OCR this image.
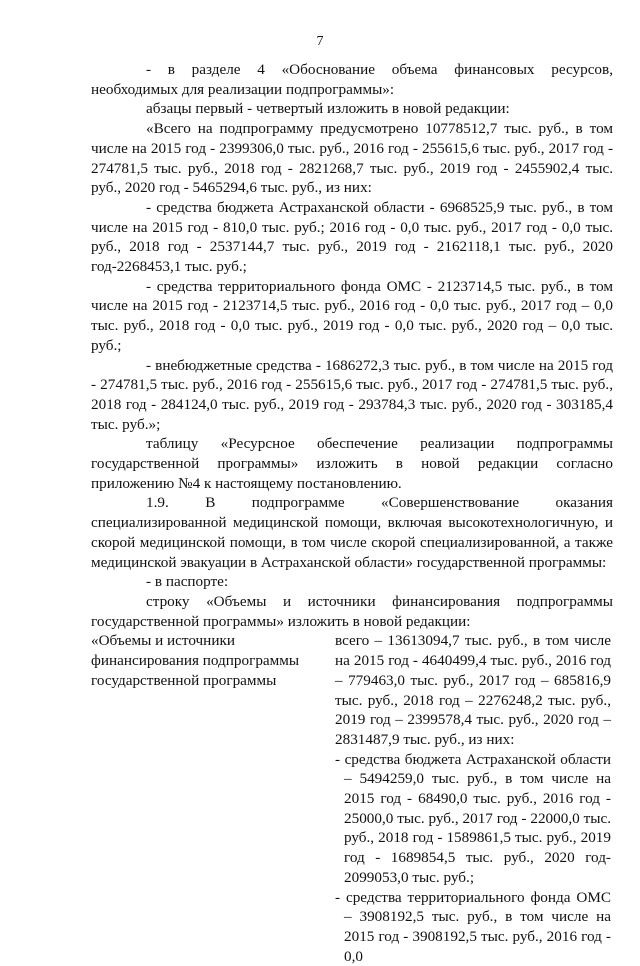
7

- в разделе 4 «Обоснование объема финансовых ресурсов, необходимых для реализации подпрограммы»:

абзацы первый - четвертый изложить в новой редакции:

«Всего на подпрограмму предусмотрено 10778512,7 тыс. руб., в том числе на 2015 год - 2399306,0 тыс. руб., 2016 год - 255615,6 тыс. руб., 2017 год - 274781,5 тыс. руб., 2018 год - 2821268,7 тыс. руб., 2019 год - 2455902,4 тыс. руб., 2020 год - 5465294,6 тыс. руб., из них:

- средства бюджета Астраханской области - 6968525,9 тыс. руб., в том числе на 2015 год - 810,0 тыс. руб.; 2016 год - 0,0 тыс. руб., 2017 год - 0,0 тыс. руб., 2018 год - 2537144,7 тыс. руб., 2019 год - 2162118,1 тыс. руб., 2020 год-2268453,1 тыс. руб.;

- средства территориального фонда ОМС - 2123714,5 тыс. руб., в том числе на 2015 год - 2123714,5 тыс. руб., 2016 год - 0,0 тыс. руб., 2017 год – 0,0 тыс. руб., 2018 год - 0,0 тыс. руб., 2019 год - 0,0 тыс. руб., 2020 год – 0,0 тыс. руб.;

- внебюджетные средства - 1686272,3 тыс. руб., в том числе на 2015 год - 274781,5 тыс. руб., 2016 год - 255615,6 тыс. руб., 2017 год - 274781,5 тыс. руб., 2018 год - 284124,0 тыс. руб., 2019 год - 293784,3 тыс. руб., 2020 год - 303185,4 тыс. руб.»;

таблицу «Ресурсное обеспечение реализации подпрограммы государственной программы» изложить в новой редакции согласно приложению №4 к настоящему постановлению.

1.9. В подпрограмме «Совершенствование оказания специализированной медицинской помощи, включая высокотехнологичную, и скорой медицинской помощи, в том числе скорой специализированной, а также медицинской эвакуации в Астраханской области» государственной программы:

- в паспорте:

строку «Объемы и источники финансирования подпрограммы государственной программы» изложить в новой редакции:

«Объемы и источники финансирования подпрограммы государственной программы

всего – 13613094,7 тыс. руб., в том числе на 2015 год - 4640499,4 тыс. руб., 2016 год – 779463,0 тыс. руб., 2017 год – 685816,9 тыс. руб., 2018 год – 2276248,2 тыс. руб., 2019 год – 2399578,4 тыс. руб., 2020 год – 2831487,9 тыс. руб., из них:

- средства бюджета Астраханской области – 5494259,0 тыс. руб., в том числе на 2015 год - 68490,0 тыс. руб., 2016 год - 25000,0 тыс. руб., 2017 год - 22000,0 тыс. руб., 2018 год - 1589861,5 тыс. руб., 2019 год - 1689854,5 тыс. руб., 2020 год- 2099053,0 тыс. руб.;

- средства территориального фонда ОМС – 3908192,5 тыс. руб., в том числе на 2015 год - 3908192,5 тыс. руб., 2016 год - 0,0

● ● ● ● ● ● ●

• **PROBLEM REQUIREMENTS**:
Report the number of lines above that contain the word "источники", and only that number.

• **RESULT**:
2